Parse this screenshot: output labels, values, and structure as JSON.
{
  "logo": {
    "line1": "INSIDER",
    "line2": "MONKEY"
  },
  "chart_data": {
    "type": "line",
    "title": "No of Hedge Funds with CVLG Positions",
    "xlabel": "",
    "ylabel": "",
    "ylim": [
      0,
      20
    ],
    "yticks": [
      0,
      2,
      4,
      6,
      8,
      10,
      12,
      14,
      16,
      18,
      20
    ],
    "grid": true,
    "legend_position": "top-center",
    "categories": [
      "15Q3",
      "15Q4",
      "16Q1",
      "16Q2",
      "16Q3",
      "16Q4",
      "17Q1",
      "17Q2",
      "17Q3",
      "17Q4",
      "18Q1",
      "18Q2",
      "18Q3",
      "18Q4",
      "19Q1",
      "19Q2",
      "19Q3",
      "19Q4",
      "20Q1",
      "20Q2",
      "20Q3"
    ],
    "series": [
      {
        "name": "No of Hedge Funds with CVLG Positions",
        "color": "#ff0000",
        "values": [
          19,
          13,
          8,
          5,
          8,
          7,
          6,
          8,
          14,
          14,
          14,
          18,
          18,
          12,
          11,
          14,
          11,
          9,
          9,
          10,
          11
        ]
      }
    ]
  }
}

§ GIVEN REQUEST
Work out how many lines in the records above contain the word "CVLG", and reply with that number alone.

§ EXERCISE OUTPUT
2